▶ _Text shown_:
- - - - -

Pornography, Sexual Enhancement Products, and Sexual Risk of Female Sex Workers and their Clients in Southern India.

Author information

1
Population Health and Optimal Health Practices Research Unit, Centre de recherche du CHU de Québec, Hôpital du Saint-Sacrement, Quebec City, PQ, Canada. jbradley360@shaw.ca.
2
Centre for Global Public Health, Faculty of Medicine, University of Manitoba, 771 McDermot Avenue, Medical Rehabilitation Building, Room R070, Winnipeg, MB, R3E 0T6, Canada. jbradley360@shaw.ca.
3
Population Health and Optimal Health Practices Research Unit, Centre de recherche du CHU de Québec, Hôpital du Saint-Sacrement, Quebec City, PQ, Canada.
4
CHARME-India Project, Bangalore, India.
5
India KHPT Office, Bangalore, India.
6
Swasti-Health Resource Centre, Bangalore, India.
7
Centre for Global Public Health, Faculty of Medicine, University of Manitoba, 771 McDermot Avenue, Medical Rehabilitation Building, Room R070, Winnipeg, MB, R3E 0T6, Canada.

Abstract

Despite their large numbers, and important role in the HIV epidemic in India, male clients of female sex workers (FSWs) are a difficult to reach population and little is known about their sexual behaviors. Using data from an integrated behavioral and biological assessment of 684 clients in Bangalore in 2012, we examined factors associated with their reports of having sex with three or more different female sex workers in the last month, and anal sex with sex workers. We included sociodemographic and sexual behavior factors and, for the first time in client studies in India, included data on the use of pornography and sexual enhancement products (SEPs) such as pills, oils, and sprays, in our multivariable analyses of client risk. Seventy-eight percent of clients had seen pornographic material and 8% reported ever having used SEPs. The profiles of men practicing the two risk behaviors examined were quite different. Travel in the past year, drunkenness in the past month, young age at first commercial sex, non-use of condoms at last sex, and finding sex workers in public places (but not use of pornography and SEPs) were independently associated with multiple partnering. Sex with a man or transsexual, being a white collar worker, seeking out FSWs at home, pornography and SEP use, and condom use at last FSW sex, were all independently associated with anal sex with an FSW. More research is needed to better understand the links between pornography and SEPs, and HIV risk behaviors, and HIV prevention programs need to be cognizant of the importance of ensuring that condom use is adequately promoted and supported in the context of anal sex in female sex worker-client interactions.

- - - - -

Dataset entries:
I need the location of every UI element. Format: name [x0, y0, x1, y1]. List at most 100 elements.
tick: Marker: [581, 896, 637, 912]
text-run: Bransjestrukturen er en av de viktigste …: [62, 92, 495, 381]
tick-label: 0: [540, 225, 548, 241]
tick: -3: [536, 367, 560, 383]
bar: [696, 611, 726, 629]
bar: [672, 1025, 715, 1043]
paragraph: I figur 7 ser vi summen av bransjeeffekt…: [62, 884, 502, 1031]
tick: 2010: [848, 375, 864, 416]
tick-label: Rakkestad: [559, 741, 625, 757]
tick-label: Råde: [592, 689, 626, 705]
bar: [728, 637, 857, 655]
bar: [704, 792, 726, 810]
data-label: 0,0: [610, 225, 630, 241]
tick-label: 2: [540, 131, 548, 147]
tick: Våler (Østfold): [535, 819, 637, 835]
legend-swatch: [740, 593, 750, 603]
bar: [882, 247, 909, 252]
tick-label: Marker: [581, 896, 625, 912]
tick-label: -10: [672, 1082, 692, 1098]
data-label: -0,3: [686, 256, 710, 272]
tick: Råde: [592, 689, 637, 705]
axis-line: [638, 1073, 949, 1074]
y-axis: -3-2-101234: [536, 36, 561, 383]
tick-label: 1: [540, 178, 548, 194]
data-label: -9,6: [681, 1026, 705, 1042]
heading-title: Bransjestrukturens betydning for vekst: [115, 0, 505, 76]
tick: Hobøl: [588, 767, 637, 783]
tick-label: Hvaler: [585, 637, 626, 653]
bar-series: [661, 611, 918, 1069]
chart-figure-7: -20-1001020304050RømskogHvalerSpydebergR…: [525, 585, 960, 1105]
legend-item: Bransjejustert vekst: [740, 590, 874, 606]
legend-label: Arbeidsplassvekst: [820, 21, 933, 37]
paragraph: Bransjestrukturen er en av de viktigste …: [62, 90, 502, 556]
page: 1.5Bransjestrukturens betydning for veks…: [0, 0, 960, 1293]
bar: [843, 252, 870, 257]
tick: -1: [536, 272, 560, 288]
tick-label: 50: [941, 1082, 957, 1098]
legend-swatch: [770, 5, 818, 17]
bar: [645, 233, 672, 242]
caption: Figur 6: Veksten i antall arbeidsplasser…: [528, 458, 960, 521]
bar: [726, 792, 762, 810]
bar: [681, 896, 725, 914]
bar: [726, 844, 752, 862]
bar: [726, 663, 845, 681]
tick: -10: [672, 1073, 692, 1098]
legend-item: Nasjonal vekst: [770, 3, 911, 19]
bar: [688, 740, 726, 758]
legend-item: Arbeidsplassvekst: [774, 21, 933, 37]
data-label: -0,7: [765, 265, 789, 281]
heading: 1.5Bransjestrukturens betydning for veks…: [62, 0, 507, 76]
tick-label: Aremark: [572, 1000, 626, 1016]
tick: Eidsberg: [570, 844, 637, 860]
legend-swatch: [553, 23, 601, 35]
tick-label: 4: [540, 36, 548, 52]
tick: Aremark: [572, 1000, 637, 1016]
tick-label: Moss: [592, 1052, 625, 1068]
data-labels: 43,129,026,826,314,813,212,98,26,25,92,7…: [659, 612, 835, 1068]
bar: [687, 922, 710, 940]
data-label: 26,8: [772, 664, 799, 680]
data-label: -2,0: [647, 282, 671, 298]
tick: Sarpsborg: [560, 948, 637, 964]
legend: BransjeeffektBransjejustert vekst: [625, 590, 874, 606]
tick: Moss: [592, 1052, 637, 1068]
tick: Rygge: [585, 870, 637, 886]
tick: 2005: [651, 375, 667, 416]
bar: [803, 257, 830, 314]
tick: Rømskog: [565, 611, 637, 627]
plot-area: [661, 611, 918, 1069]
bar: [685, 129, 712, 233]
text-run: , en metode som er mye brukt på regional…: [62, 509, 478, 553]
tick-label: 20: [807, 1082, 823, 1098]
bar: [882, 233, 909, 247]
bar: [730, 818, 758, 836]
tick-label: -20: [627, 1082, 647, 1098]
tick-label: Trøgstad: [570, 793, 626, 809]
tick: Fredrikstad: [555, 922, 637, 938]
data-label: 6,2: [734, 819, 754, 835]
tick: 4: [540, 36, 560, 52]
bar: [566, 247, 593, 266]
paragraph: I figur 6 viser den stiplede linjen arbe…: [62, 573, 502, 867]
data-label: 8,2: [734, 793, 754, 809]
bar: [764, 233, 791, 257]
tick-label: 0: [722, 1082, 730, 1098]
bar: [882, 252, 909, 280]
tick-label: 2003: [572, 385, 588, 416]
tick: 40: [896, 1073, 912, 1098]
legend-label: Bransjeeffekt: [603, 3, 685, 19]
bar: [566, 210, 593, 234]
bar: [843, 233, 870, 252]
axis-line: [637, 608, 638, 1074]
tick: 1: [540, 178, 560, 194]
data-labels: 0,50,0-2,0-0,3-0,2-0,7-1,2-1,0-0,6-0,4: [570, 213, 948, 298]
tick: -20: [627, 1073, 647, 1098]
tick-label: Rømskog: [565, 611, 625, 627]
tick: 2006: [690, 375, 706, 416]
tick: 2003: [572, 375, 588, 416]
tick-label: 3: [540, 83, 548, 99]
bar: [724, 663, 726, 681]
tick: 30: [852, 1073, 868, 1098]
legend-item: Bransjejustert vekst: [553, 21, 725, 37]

- - - - -

Based on the abstract, explain in one to three sentences why male clients of female sex workers in India were worth studying. The rows are separate material and have no connection to the abstract.

They exist in large numbers and play an important role in India's HIV epidemic. Yet they are a difficult population to reach, and little is known about their sexual behaviors.